### Your objective
Copy each line of the data below exactly, leaving out pictures.

### Data supplied
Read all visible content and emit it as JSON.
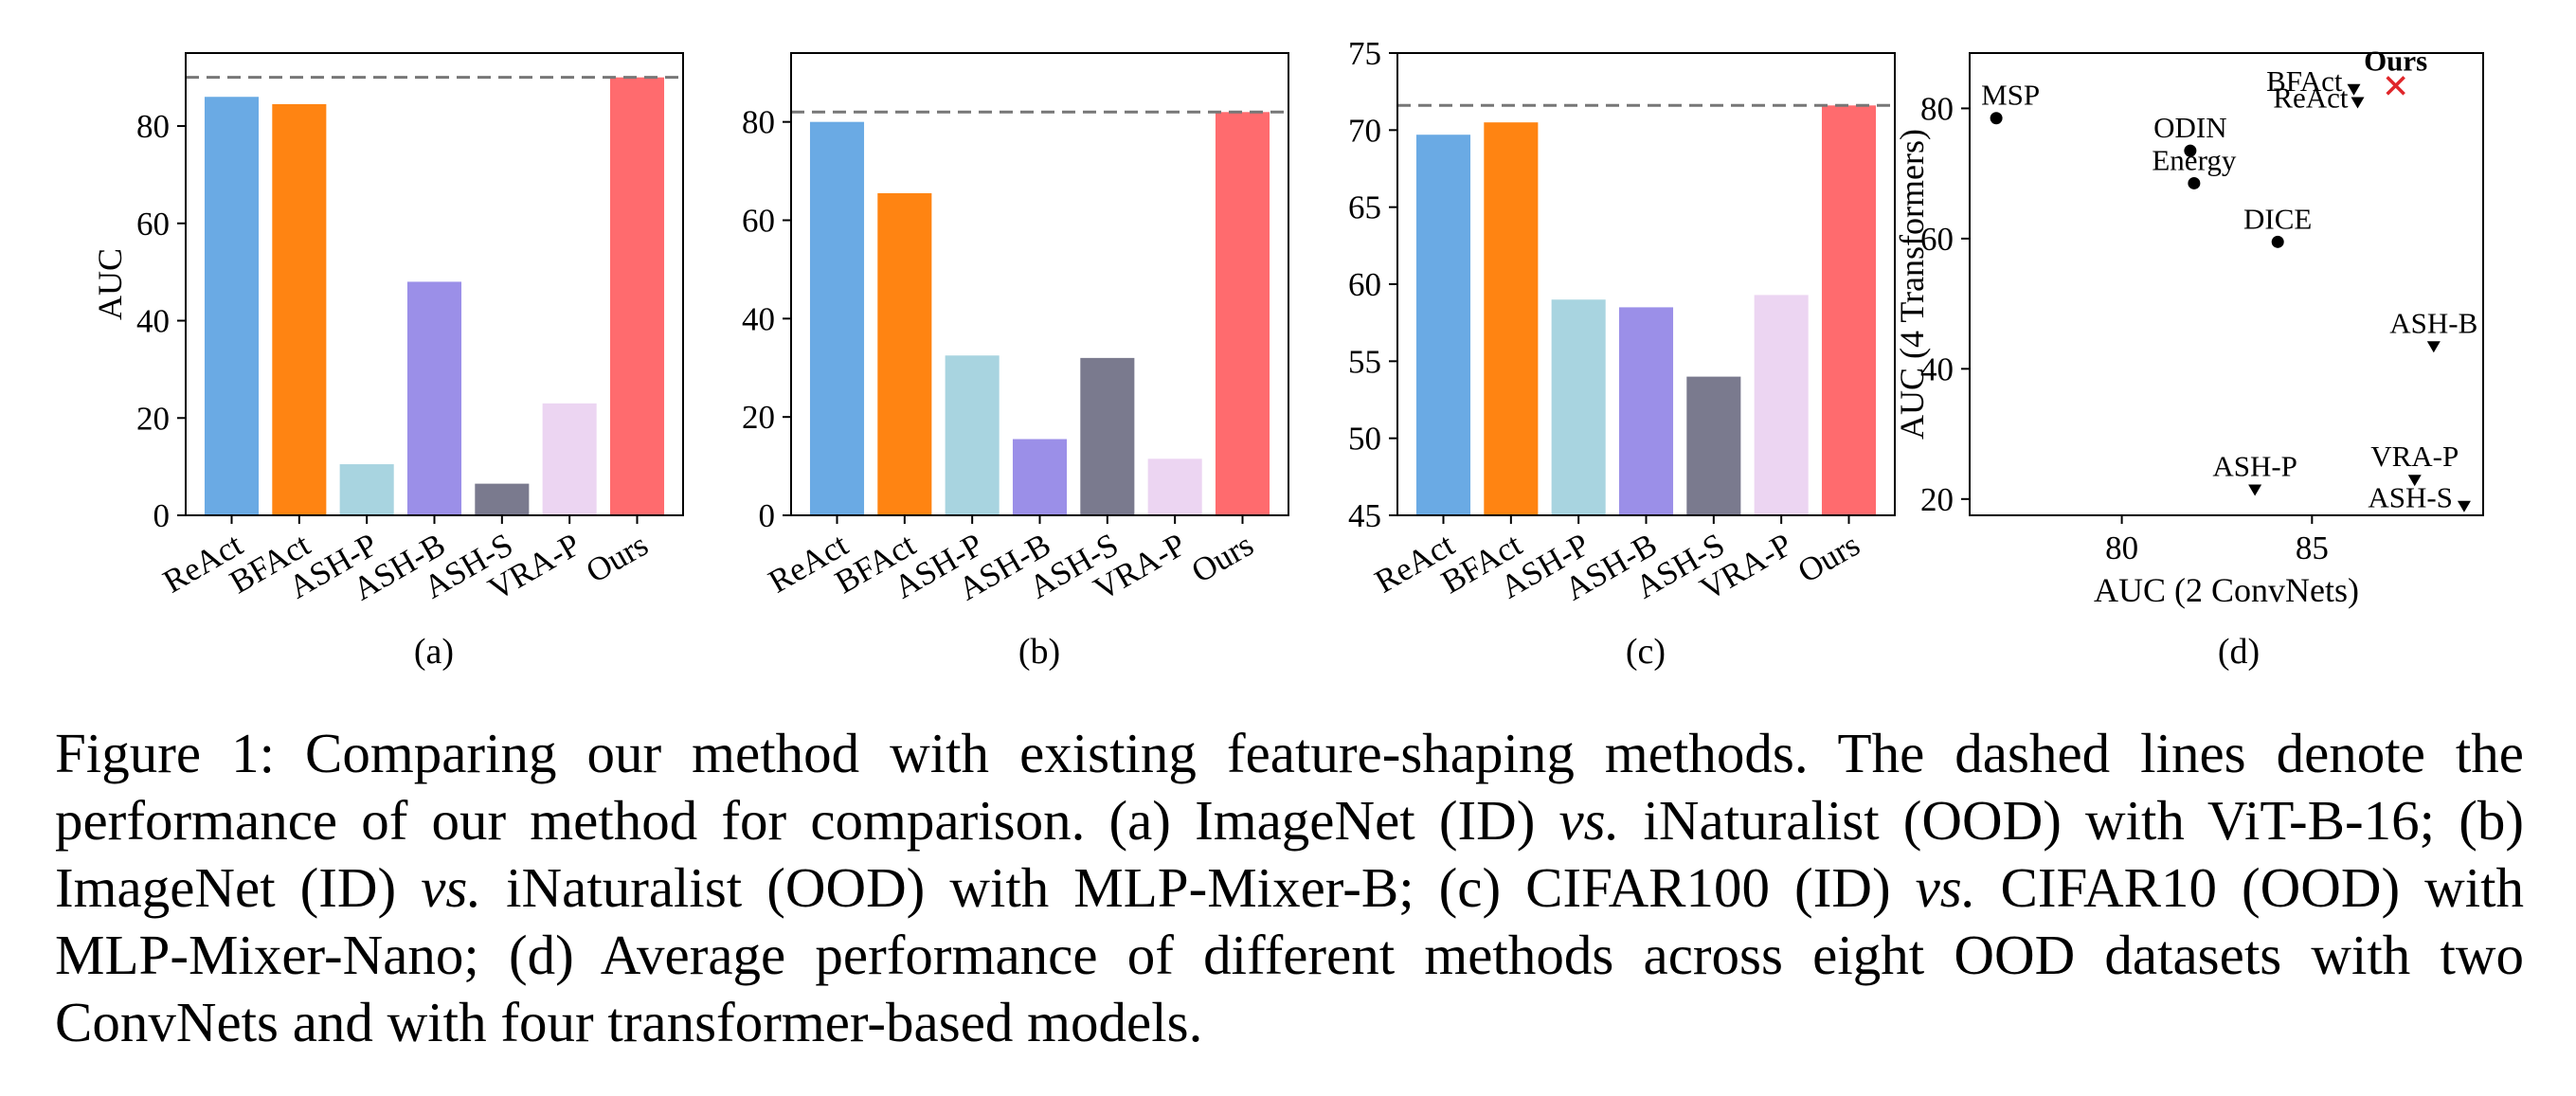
{
  "chart_data": [
    {
      "type": "bar",
      "panel": "(a)",
      "categories": [
        "ReAct",
        "BFAct",
        "ASH-P",
        "ASH-B",
        "ASH-S",
        "VRA-P",
        "Ours"
      ],
      "values": [
        86,
        84.5,
        10.5,
        48,
        6.5,
        23,
        90
      ],
      "colors": [
        "#6aaae4",
        "#ff8412",
        "#a8d4e0",
        "#9b8fe8",
        "#7a7a8e",
        "#ecd5f2",
        "#ff6b6e"
      ],
      "reference_line": 90,
      "xlabel": "",
      "ylabel": "AUC",
      "ylim": [
        0,
        95
      ],
      "yticks": [
        0,
        20,
        40,
        60,
        80
      ]
    },
    {
      "type": "bar",
      "panel": "(b)",
      "categories": [
        "ReAct",
        "BFAct",
        "ASH-P",
        "ASH-B",
        "ASH-S",
        "VRA-P",
        "Ours"
      ],
      "values": [
        80,
        65.5,
        32.5,
        15.5,
        32,
        11.5,
        82
      ],
      "colors": [
        "#6aaae4",
        "#ff8412",
        "#a8d4e0",
        "#9b8fe8",
        "#7a7a8e",
        "#ecd5f2",
        "#ff6b6e"
      ],
      "reference_line": 82,
      "xlabel": "",
      "ylabel": "",
      "ylim": [
        0,
        94
      ],
      "yticks": [
        0,
        20,
        40,
        60,
        80
      ]
    },
    {
      "type": "bar",
      "panel": "(c)",
      "categories": [
        "ReAct",
        "BFAct",
        "ASH-P",
        "ASH-B",
        "ASH-S",
        "VRA-P",
        "Ours"
      ],
      "values": [
        69.7,
        70.5,
        59,
        58.5,
        54,
        59.3,
        71.6
      ],
      "colors": [
        "#6aaae4",
        "#ff8412",
        "#a8d4e0",
        "#9b8fe8",
        "#7a7a8e",
        "#ecd5f2",
        "#ff6b6e"
      ],
      "reference_line": 71.6,
      "xlabel": "",
      "ylabel": "",
      "ylim": [
        45,
        75
      ],
      "yticks": [
        45,
        50,
        55,
        60,
        65,
        70,
        75
      ]
    },
    {
      "type": "scatter",
      "panel": "(d)",
      "xlabel": "AUC (2 ConvNets)",
      "ylabel": "AUC (4 Transformers)",
      "xlim": [
        76,
        89.5
      ],
      "ylim": [
        17.5,
        88.5
      ],
      "xticks": [
        80,
        85
      ],
      "yticks": [
        20,
        40,
        60,
        80
      ],
      "points": [
        {
          "label": "MSP",
          "x": 76.7,
          "y": 78.5,
          "marker": "circle",
          "color": "#000000",
          "label_pos": "ne"
        },
        {
          "label": "ODIN",
          "x": 81.8,
          "y": 73.5,
          "marker": "circle",
          "color": "#000000",
          "label_pos": "n"
        },
        {
          "label": "Energy",
          "x": 81.9,
          "y": 68.5,
          "marker": "circle",
          "color": "#000000",
          "label_pos": "n"
        },
        {
          "label": "DICE",
          "x": 84.1,
          "y": 59.5,
          "marker": "circle",
          "color": "#000000",
          "label_pos": "n"
        },
        {
          "label": "BFAct",
          "x": 86.1,
          "y": 83,
          "marker": "triangle",
          "color": "#000000",
          "label_pos": "w"
        },
        {
          "label": "ReAct",
          "x": 86.2,
          "y": 81,
          "marker": "triangle",
          "color": "#000000",
          "label_pos": "sw"
        },
        {
          "label": "Ours",
          "x": 87.2,
          "y": 83.5,
          "marker": "x",
          "color": "#e0262a",
          "label_pos": "n",
          "bold": true
        },
        {
          "label": "ASH-B",
          "x": 88.2,
          "y": 43.5,
          "marker": "triangle",
          "color": "#000000",
          "label_pos": "n"
        },
        {
          "label": "ASH-P",
          "x": 83.5,
          "y": 21.5,
          "marker": "triangle",
          "color": "#000000",
          "label_pos": "n"
        },
        {
          "label": "VRA-P",
          "x": 87.7,
          "y": 23,
          "marker": "triangle",
          "color": "#000000",
          "label_pos": "n"
        },
        {
          "label": "ASH-S",
          "x": 89.0,
          "y": 19,
          "marker": "triangle",
          "color": "#000000",
          "label_pos": "w"
        }
      ]
    }
  ],
  "caption": {
    "label": "Figure 1:",
    "segments": [
      " Comparing our method with existing feature-shaping methods. The dashed lines denote the performance of our method for comparison. (a) ImageNet (ID) ",
      "vs.",
      " iNaturalist (OOD) with ViT-B-16; (b) ImageNet (ID) ",
      "vs.",
      " iNaturalist (OOD) with MLP-Mixer-B; (c) CIFAR100 (ID) ",
      "vs.",
      " CIFAR10 (OOD) with MLP-Mixer-Nano; (d) Average performance of different methods across eight OOD datasets with two ConvNets and with four transformer-based models."
    ]
  }
}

### Written answer
Read all visible content and emit it as JSON.
{
  "chart_data": [
    {
      "type": "bar",
      "panel": "(a)",
      "categories": [
        "ReAct",
        "BFAct",
        "ASH-P",
        "ASH-B",
        "ASH-S",
        "VRA-P",
        "Ours"
      ],
      "values": [
        86,
        84.5,
        10.5,
        48,
        6.5,
        23,
        90
      ],
      "colors": [
        "#6aaae4",
        "#ff8412",
        "#a8d4e0",
        "#9b8fe8",
        "#7a7a8e",
        "#ecd5f2",
        "#ff6b6e"
      ],
      "reference_line": 90,
      "xlabel": "",
      "ylabel": "AUC",
      "ylim": [
        0,
        95
      ],
      "yticks": [
        0,
        20,
        40,
        60,
        80
      ]
    },
    {
      "type": "bar",
      "panel": "(b)",
      "categories": [
        "ReAct",
        "BFAct",
        "ASH-P",
        "ASH-B",
        "ASH-S",
        "VRA-P",
        "Ours"
      ],
      "values": [
        80,
        65.5,
        32.5,
        15.5,
        32,
        11.5,
        82
      ],
      "colors": [
        "#6aaae4",
        "#ff8412",
        "#a8d4e0",
        "#9b8fe8",
        "#7a7a8e",
        "#ecd5f2",
        "#ff6b6e"
      ],
      "reference_line": 82,
      "xlabel": "",
      "ylabel": "",
      "ylim": [
        0,
        94
      ],
      "yticks": [
        0,
        20,
        40,
        60,
        80
      ]
    },
    {
      "type": "bar",
      "panel": "(c)",
      "categories": [
        "ReAct",
        "BFAct",
        "ASH-P",
        "ASH-B",
        "ASH-S",
        "VRA-P",
        "Ours"
      ],
      "values": [
        69.7,
        70.5,
        59,
        58.5,
        54,
        59.3,
        71.6
      ],
      "colors": [
        "#6aaae4",
        "#ff8412",
        "#a8d4e0",
        "#9b8fe8",
        "#7a7a8e",
        "#ecd5f2",
        "#ff6b6e"
      ],
      "reference_line": 71.6,
      "xlabel": "",
      "ylabel": "",
      "ylim": [
        45,
        75
      ],
      "yticks": [
        45,
        50,
        55,
        60,
        65,
        70,
        75
      ]
    },
    {
      "type": "scatter",
      "panel": "(d)",
      "xlabel": "AUC (2 ConvNets)",
      "ylabel": "AUC (4 Transformers)",
      "xlim": [
        76,
        89.5
      ],
      "ylim": [
        17.5,
        88.5
      ],
      "xticks": [
        80,
        85
      ],
      "yticks": [
        20,
        40,
        60,
        80
      ],
      "points": [
        {
          "label": "MSP",
          "x": 76.7,
          "y": 78.5,
          "marker": "circle",
          "color": "#000000",
          "label_pos": "ne"
        },
        {
          "label": "ODIN",
          "x": 81.8,
          "y": 73.5,
          "marker": "circle",
          "color": "#000000",
          "label_pos": "n"
        },
        {
          "label": "Energy",
          "x": 81.9,
          "y": 68.5,
          "marker": "circle",
          "color": "#000000",
          "label_pos": "n"
        },
        {
          "label": "DICE",
          "x": 84.1,
          "y": 59.5,
          "marker": "circle",
          "color": "#000000",
          "label_pos": "n"
        },
        {
          "label": "BFAct",
          "x": 86.1,
          "y": 83,
          "marker": "triangle",
          "color": "#000000",
          "label_pos": "w"
        },
        {
          "label": "ReAct",
          "x": 86.2,
          "y": 81,
          "marker": "triangle",
          "color": "#000000",
          "label_pos": "sw"
        },
        {
          "label": "Ours",
          "x": 87.2,
          "y": 83.5,
          "marker": "x",
          "color": "#e0262a",
          "label_pos": "n",
          "bold": true
        },
        {
          "label": "ASH-B",
          "x": 88.2,
          "y": 43.5,
          "marker": "triangle",
          "color": "#000000",
          "label_pos": "n"
        },
        {
          "label": "ASH-P",
          "x": 83.5,
          "y": 21.5,
          "marker": "triangle",
          "color": "#000000",
          "label_pos": "n"
        },
        {
          "label": "VRA-P",
          "x": 87.7,
          "y": 23,
          "marker": "triangle",
          "color": "#000000",
          "label_pos": "n"
        },
        {
          "label": "ASH-S",
          "x": 89.0,
          "y": 19,
          "marker": "triangle",
          "color": "#000000",
          "label_pos": "w"
        }
      ]
    }
  ],
  "caption": {
    "label": "Figure 1:",
    "segments": [
      " Comparing our method with existing feature-shaping methods. The dashed lines denote the performance of our method for comparison. (a) ImageNet (ID) ",
      "vs.",
      " iNaturalist (OOD) with ViT-B-16; (b) ImageNet (ID) ",
      "vs.",
      " iNaturalist (OOD) with MLP-Mixer-B; (c) CIFAR100 (ID) ",
      "vs.",
      " CIFAR10 (OOD) with MLP-Mixer-Nano; (d) Average performance of different methods across eight OOD datasets with two ConvNets and with four transformer-based models."
    ]
  }
}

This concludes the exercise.